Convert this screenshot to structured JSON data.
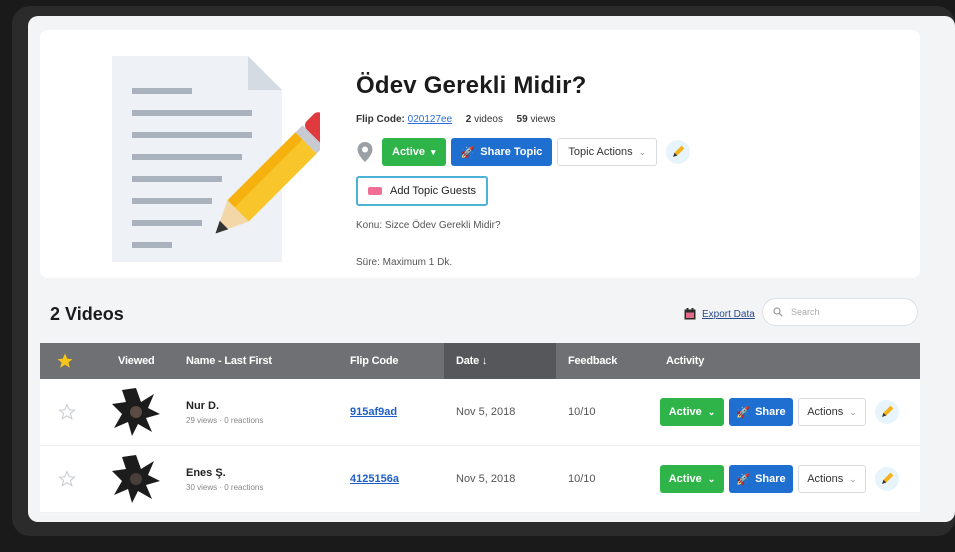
{
  "topic": {
    "title": "Ödev Gerekli Midir?",
    "flip_code_label": "Flip Code:",
    "flip_code": "020127ee",
    "videos_count": "2",
    "videos_label": "videos",
    "views_count": "59",
    "views_label": "views",
    "status_button": "Active",
    "share_button": "Share Topic",
    "actions_button": "Topic Actions",
    "guests_button": "Add Topic Guests",
    "description": "Konu: Sizce Ödev Gerekli Midir?",
    "duration": "Süre: Maximum 1 Dk."
  },
  "videos_section": {
    "title": "2 Videos",
    "export_label": "Export Data",
    "search_placeholder": "Search"
  },
  "table": {
    "headers": {
      "viewed": "Viewed",
      "name": "Name - Last First",
      "flip_code": "Flip Code",
      "date": "Date ↓",
      "feedback": "Feedback",
      "activity": "Activity"
    },
    "rows": [
      {
        "name": "Nur D.",
        "views": "29 views",
        "reactions": "0 reactions",
        "flip_code": "915af9ad",
        "date": "Nov 5, 2018",
        "feedback": "10/10",
        "status": "Active",
        "share": "Share",
        "actions": "Actions"
      },
      {
        "name": "Enes Ş.",
        "views": "30 views",
        "reactions": "0 reactions",
        "flip_code": "4125156a",
        "date": "Nov 5, 2018",
        "feedback": "10/10",
        "status": "Active",
        "share": "Share",
        "actions": "Actions"
      }
    ]
  },
  "icons": [
    "location-pin-icon",
    "chevron-down-icon",
    "rocket-icon",
    "pencil-icon",
    "ticket-icon",
    "calendar-icon",
    "search-icon",
    "star-icon"
  ],
  "colors": {
    "active_green": "#2fb44a",
    "share_blue": "#1f6fd1",
    "header_gray": "#6e7073",
    "star_gold": "#f5c518",
    "link_blue": "#1f5fc7"
  }
}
______________________________
BRIEF >>
Locate all lines holding the word "title", then copy them out.

EXERCISE OUTPUT >>
    "title": "Ödev Gerekli Midir?",
    "title": "2 Videos",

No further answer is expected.